§ Given exercise: From the listing that follows, output everything exactly except the pictures.

§ Data supplied:
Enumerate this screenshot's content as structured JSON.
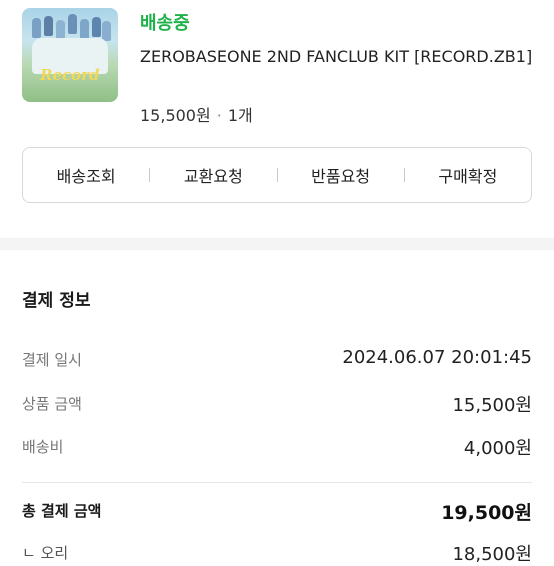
{
  "order": {
    "status": "배송중",
    "product_name": "ZEROBASEONE 2ND FANCLUB KIT [RECORD.ZB1]",
    "price": "15,500원",
    "separator": "·",
    "quantity": "1개"
  },
  "actions": [
    {
      "label": "배송조회"
    },
    {
      "label": "교환요청"
    },
    {
      "label": "반품요청"
    },
    {
      "label": "구매확정"
    }
  ],
  "payment": {
    "title": "결제 정보",
    "rows": [
      {
        "key": "결제 일시",
        "value": "2024.06.07 20:01:45"
      },
      {
        "key": "상품 금액",
        "value": "15,500원"
      },
      {
        "key": "배송비",
        "value": "4,000원"
      }
    ],
    "total": {
      "key": "총 결제 금액",
      "value": "19,500원"
    },
    "sub": {
      "key": "ㄴ 오리",
      "value": "18,500원"
    }
  },
  "colors": {
    "status": "#1fb14a"
  }
}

§ The result:
Enumerate this screenshot's content as structured JSON.
{
  "order": {
    "status": "배송중",
    "product_name": "ZEROBASEONE 2ND FANCLUB KIT [RECORD.ZB1]",
    "price": "15,500원",
    "separator": "·",
    "quantity": "1개"
  },
  "actions": [
    {
      "label": "배송조회"
    },
    {
      "label": "교환요청"
    },
    {
      "label": "반품요청"
    },
    {
      "label": "구매확정"
    }
  ],
  "payment": {
    "title": "결제 정보",
    "rows": [
      {
        "key": "결제 일시",
        "value": "2024.06.07 20:01:45"
      },
      {
        "key": "상품 금액",
        "value": "15,500원"
      },
      {
        "key": "배송비",
        "value": "4,000원"
      }
    ],
    "total": {
      "key": "총 결제 금액",
      "value": "19,500원"
    },
    "sub": {
      "key": "ㄴ 오리",
      "value": "18,500원"
    }
  },
  "colors": {
    "status": "#1fb14a"
  }
}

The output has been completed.